--- Begin RECORDS FOR THIS EXERCISE ---

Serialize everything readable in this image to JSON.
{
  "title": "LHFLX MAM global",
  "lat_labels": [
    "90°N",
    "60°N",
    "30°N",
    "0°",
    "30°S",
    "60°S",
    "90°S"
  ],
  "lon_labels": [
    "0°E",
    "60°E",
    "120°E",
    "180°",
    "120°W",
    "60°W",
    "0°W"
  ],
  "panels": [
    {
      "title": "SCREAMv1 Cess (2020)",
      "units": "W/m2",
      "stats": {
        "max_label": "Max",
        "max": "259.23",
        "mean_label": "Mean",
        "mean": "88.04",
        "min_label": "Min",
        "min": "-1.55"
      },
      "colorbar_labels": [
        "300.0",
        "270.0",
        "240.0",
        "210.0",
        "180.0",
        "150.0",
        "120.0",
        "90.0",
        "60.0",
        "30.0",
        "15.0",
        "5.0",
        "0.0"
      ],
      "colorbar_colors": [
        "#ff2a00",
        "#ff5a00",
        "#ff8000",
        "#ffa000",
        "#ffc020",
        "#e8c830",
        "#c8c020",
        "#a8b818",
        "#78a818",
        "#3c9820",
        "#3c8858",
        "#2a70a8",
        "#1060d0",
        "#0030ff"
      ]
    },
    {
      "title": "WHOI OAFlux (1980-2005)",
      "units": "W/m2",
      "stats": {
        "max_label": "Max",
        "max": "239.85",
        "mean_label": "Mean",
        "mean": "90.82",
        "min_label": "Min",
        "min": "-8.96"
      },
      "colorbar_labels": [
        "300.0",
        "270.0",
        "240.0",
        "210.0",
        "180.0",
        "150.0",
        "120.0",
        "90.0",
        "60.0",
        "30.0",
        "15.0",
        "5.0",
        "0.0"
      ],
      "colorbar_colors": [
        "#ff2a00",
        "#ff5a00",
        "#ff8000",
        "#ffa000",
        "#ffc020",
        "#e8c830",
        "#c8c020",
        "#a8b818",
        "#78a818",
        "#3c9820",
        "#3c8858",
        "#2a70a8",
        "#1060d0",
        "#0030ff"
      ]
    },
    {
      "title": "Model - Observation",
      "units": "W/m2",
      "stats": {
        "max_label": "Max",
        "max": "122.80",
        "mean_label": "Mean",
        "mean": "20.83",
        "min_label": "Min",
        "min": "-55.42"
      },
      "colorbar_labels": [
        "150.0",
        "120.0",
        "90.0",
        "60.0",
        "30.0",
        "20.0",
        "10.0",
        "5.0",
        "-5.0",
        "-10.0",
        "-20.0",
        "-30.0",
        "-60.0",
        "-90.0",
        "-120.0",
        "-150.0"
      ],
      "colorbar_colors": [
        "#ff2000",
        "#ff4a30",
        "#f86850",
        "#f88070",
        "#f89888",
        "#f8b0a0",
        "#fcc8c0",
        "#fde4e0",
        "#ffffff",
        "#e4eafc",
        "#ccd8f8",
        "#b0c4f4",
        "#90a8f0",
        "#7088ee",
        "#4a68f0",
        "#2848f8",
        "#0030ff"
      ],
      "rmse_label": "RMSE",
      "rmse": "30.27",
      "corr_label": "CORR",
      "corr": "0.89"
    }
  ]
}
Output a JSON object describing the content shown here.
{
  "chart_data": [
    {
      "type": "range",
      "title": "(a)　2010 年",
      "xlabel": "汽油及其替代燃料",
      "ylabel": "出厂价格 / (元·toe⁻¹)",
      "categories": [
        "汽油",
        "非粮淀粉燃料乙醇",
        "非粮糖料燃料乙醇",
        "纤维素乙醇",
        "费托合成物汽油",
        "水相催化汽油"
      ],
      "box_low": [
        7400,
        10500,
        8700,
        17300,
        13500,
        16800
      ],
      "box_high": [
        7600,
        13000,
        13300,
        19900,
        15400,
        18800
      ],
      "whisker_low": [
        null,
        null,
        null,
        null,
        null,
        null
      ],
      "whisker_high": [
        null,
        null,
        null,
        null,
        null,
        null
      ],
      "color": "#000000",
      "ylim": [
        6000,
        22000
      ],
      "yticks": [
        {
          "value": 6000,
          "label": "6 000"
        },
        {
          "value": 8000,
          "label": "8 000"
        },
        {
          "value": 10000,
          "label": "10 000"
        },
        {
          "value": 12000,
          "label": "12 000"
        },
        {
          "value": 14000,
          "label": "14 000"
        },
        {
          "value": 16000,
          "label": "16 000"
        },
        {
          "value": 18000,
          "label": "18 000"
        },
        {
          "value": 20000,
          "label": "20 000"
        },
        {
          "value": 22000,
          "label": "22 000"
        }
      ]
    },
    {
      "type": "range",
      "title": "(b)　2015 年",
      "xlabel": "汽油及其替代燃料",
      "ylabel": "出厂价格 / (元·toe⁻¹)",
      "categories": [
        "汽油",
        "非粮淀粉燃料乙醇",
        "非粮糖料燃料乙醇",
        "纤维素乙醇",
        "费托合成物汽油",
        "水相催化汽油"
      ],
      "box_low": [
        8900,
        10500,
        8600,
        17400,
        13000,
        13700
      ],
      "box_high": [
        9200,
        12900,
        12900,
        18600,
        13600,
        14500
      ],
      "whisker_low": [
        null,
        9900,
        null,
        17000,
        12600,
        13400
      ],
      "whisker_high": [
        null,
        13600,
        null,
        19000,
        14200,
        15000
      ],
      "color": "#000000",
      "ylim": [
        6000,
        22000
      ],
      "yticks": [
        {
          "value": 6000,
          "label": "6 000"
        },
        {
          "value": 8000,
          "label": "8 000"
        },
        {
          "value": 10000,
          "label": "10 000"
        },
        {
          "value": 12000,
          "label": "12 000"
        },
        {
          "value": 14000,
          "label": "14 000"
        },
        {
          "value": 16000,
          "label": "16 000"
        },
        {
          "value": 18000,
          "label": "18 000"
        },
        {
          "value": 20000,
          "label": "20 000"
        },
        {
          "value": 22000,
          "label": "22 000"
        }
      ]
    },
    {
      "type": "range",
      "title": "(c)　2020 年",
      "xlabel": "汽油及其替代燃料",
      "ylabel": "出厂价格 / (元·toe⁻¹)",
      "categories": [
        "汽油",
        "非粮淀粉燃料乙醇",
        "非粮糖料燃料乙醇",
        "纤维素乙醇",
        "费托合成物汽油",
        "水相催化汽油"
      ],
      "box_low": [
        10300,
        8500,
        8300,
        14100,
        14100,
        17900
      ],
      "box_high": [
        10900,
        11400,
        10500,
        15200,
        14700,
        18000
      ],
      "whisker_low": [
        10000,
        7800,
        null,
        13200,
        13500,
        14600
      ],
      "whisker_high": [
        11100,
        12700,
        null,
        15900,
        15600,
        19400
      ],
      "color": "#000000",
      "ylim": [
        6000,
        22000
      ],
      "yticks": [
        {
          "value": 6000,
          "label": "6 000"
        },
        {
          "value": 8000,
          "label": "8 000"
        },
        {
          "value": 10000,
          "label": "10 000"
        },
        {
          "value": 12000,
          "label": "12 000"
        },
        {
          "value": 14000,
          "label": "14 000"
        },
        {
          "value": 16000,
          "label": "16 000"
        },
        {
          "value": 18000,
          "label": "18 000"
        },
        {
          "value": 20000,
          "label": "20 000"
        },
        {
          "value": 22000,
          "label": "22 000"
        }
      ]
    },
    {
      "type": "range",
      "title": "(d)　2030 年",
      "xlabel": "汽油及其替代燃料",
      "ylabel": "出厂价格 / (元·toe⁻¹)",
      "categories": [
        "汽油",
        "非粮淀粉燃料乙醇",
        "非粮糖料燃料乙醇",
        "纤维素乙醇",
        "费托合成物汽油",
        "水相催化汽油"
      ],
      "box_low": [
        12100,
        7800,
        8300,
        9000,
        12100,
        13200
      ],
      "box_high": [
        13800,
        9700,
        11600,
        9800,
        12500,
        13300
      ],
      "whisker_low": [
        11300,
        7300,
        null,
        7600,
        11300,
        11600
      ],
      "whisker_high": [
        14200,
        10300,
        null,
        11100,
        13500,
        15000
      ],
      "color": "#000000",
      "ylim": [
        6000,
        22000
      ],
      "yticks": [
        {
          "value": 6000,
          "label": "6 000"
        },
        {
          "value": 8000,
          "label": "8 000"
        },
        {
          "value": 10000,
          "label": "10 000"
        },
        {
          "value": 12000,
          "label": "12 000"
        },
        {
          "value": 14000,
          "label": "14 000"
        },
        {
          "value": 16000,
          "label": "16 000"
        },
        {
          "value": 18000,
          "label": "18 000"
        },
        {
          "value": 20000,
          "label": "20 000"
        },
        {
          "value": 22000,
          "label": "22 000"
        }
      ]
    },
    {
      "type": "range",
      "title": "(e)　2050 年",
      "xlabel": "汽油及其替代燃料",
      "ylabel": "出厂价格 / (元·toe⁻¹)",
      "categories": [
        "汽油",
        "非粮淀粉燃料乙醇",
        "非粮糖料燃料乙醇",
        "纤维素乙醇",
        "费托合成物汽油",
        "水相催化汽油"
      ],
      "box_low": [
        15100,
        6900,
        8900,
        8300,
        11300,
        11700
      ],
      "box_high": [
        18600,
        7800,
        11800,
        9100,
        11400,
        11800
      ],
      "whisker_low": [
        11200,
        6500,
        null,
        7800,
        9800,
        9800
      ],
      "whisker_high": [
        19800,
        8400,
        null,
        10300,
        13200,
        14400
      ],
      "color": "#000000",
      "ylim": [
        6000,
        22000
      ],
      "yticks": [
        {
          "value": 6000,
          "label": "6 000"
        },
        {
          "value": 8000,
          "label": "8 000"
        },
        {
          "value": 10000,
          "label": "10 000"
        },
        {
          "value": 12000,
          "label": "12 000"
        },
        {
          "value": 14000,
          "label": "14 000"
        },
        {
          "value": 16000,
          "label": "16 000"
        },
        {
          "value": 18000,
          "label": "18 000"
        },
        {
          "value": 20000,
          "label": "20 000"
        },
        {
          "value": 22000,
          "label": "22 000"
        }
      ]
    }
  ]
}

--- End RECORDS FOR THIS EXERCISE ---

◆ **WRITTEN PROBLEM**
Copy every line in the entries above that has the string "JSON" in it.

◆ **RESULT BELOW**
Serialize everything readable in this image to JSON.
Output a JSON object describing the content shown here.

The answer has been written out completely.